__INPUT FOR THIS TASK__
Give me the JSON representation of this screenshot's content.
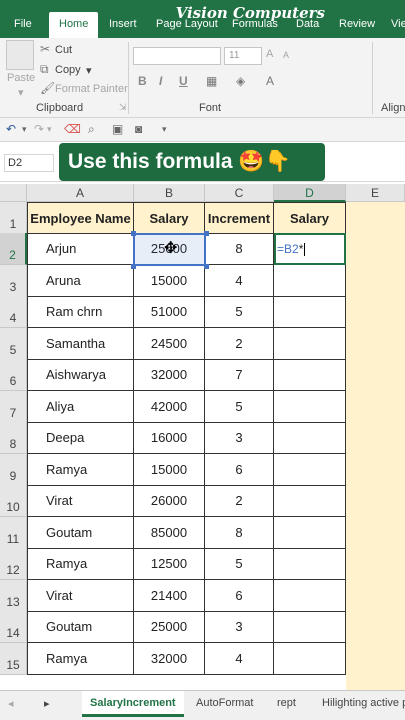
{
  "ribbon_tabs": [
    "File",
    "Home",
    "Insert",
    "Page Layout",
    "Formulas",
    "Data",
    "Review",
    "Vie"
  ],
  "brand": "Vision Computers",
  "clipboard": {
    "paste": "Paste",
    "cut": "Cut",
    "copy": "Copy",
    "format_painter": "Format Painter",
    "group_label": "Clipboard"
  },
  "font": {
    "size": "11",
    "bold": "B",
    "italic": "I",
    "underline": "U",
    "group_label": "Font"
  },
  "alignment": {
    "group_label": "Align"
  },
  "name_box": "D2",
  "banner": "Use this formula 🤩👇",
  "columns": [
    "A",
    "B",
    "C",
    "D",
    "E"
  ],
  "rows": [
    "1",
    "2",
    "3",
    "4",
    "5",
    "6",
    "7",
    "8",
    "9",
    "10",
    "11",
    "12",
    "13",
    "14",
    "15"
  ],
  "table": {
    "headers": [
      "Employee Name",
      "Salary",
      "Increment",
      "Salary"
    ],
    "data": [
      [
        "Arjun",
        "25000",
        "8"
      ],
      [
        "Aruna",
        "15000",
        "4"
      ],
      [
        "Ram chrn",
        "51000",
        "5"
      ],
      [
        "Samantha",
        "24500",
        "2"
      ],
      [
        "Aishwarya",
        "32000",
        "7"
      ],
      [
        "Aliya",
        "42000",
        "5"
      ],
      [
        "Deepa",
        "16000",
        "3"
      ],
      [
        "Ramya",
        "15000",
        "6"
      ],
      [
        "Virat",
        "26000",
        "2"
      ],
      [
        "Goutam",
        "85000",
        "8"
      ],
      [
        "Ramya",
        "12500",
        "5"
      ],
      [
        "Virat",
        "21400",
        "6"
      ],
      [
        "Goutam",
        "25000",
        "3"
      ],
      [
        "Ramya",
        "32000",
        "4"
      ]
    ],
    "formula_ref": "=B2",
    "formula_tail": "*",
    "ref_color": "#4472c4"
  },
  "sheet_tabs": [
    "SalaryIncrement",
    "AutoFormat",
    "rept",
    "Hilighting active p"
  ],
  "colors": {
    "accent": "#217346",
    "header_fill": "#fff2cc"
  }
}
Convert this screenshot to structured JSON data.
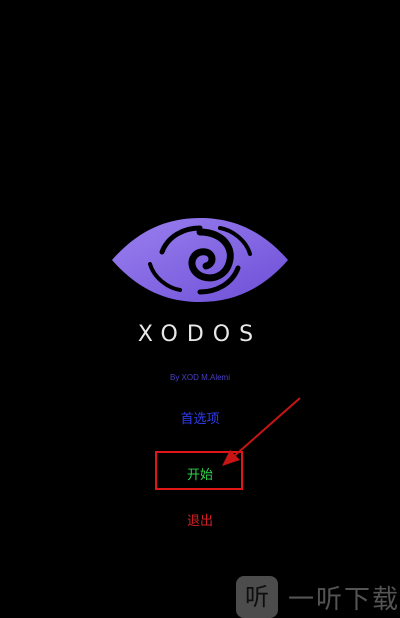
{
  "app": {
    "name": "XODOS",
    "byline": "By XOD M.Alemi",
    "logo_icon": "xodos-eye-logo-icon"
  },
  "menu": {
    "preferences_label": "首选项",
    "start_label": "开始",
    "exit_label": "退出"
  },
  "annotation": {
    "highlight_color": "#e01515",
    "arrow_icon": "arrow-pointer-icon"
  },
  "watermark": {
    "icon_char": "听",
    "text": "一听下载"
  },
  "colors": {
    "background": "#000000",
    "logo_purple": "#8b6fe8",
    "preferences": "#2f3cf0",
    "start": "#32d14a",
    "exit": "#d21f25"
  }
}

__WORK TO DO__
Output every entry verbatim. Pictures do not belong in the copy.

__SOLUTION TO THE EXERCISE__
Give me the JSON representation of this screenshot's content.
{
  "ribbon_tabs": [
    "File",
    "Home",
    "Insert",
    "Page Layout",
    "Formulas",
    "Data",
    "Review",
    "Vie"
  ],
  "brand": "Vision Computers",
  "clipboard": {
    "paste": "Paste",
    "cut": "Cut",
    "copy": "Copy",
    "format_painter": "Format Painter",
    "group_label": "Clipboard"
  },
  "font": {
    "size": "11",
    "bold": "B",
    "italic": "I",
    "underline": "U",
    "group_label": "Font"
  },
  "alignment": {
    "group_label": "Align"
  },
  "name_box": "D2",
  "banner": "Use this formula 🤩👇",
  "columns": [
    "A",
    "B",
    "C",
    "D",
    "E"
  ],
  "rows": [
    "1",
    "2",
    "3",
    "4",
    "5",
    "6",
    "7",
    "8",
    "9",
    "10",
    "11",
    "12",
    "13",
    "14",
    "15"
  ],
  "table": {
    "headers": [
      "Employee Name",
      "Salary",
      "Increment",
      "Salary"
    ],
    "data": [
      [
        "Arjun",
        "25000",
        "8"
      ],
      [
        "Aruna",
        "15000",
        "4"
      ],
      [
        "Ram chrn",
        "51000",
        "5"
      ],
      [
        "Samantha",
        "24500",
        "2"
      ],
      [
        "Aishwarya",
        "32000",
        "7"
      ],
      [
        "Aliya",
        "42000",
        "5"
      ],
      [
        "Deepa",
        "16000",
        "3"
      ],
      [
        "Ramya",
        "15000",
        "6"
      ],
      [
        "Virat",
        "26000",
        "2"
      ],
      [
        "Goutam",
        "85000",
        "8"
      ],
      [
        "Ramya",
        "12500",
        "5"
      ],
      [
        "Virat",
        "21400",
        "6"
      ],
      [
        "Goutam",
        "25000",
        "3"
      ],
      [
        "Ramya",
        "32000",
        "4"
      ]
    ],
    "formula_ref": "=B2",
    "formula_tail": "*",
    "ref_color": "#4472c4"
  },
  "sheet_tabs": [
    "SalaryIncrement",
    "AutoFormat",
    "rept",
    "Hilighting active p"
  ],
  "colors": {
    "accent": "#217346",
    "header_fill": "#fff2cc"
  }
}
Convert this screenshot to structured JSON data.
{
  "app": {
    "name": "XODOS",
    "byline": "By XOD M.Alemi",
    "logo_icon": "xodos-eye-logo-icon"
  },
  "menu": {
    "preferences_label": "首选项",
    "start_label": "开始",
    "exit_label": "退出"
  },
  "annotation": {
    "highlight_color": "#e01515",
    "arrow_icon": "arrow-pointer-icon"
  },
  "watermark": {
    "icon_char": "听",
    "text": "一听下载"
  },
  "colors": {
    "background": "#000000",
    "logo_purple": "#8b6fe8",
    "preferences": "#2f3cf0",
    "start": "#32d14a",
    "exit": "#d21f25"
  }
}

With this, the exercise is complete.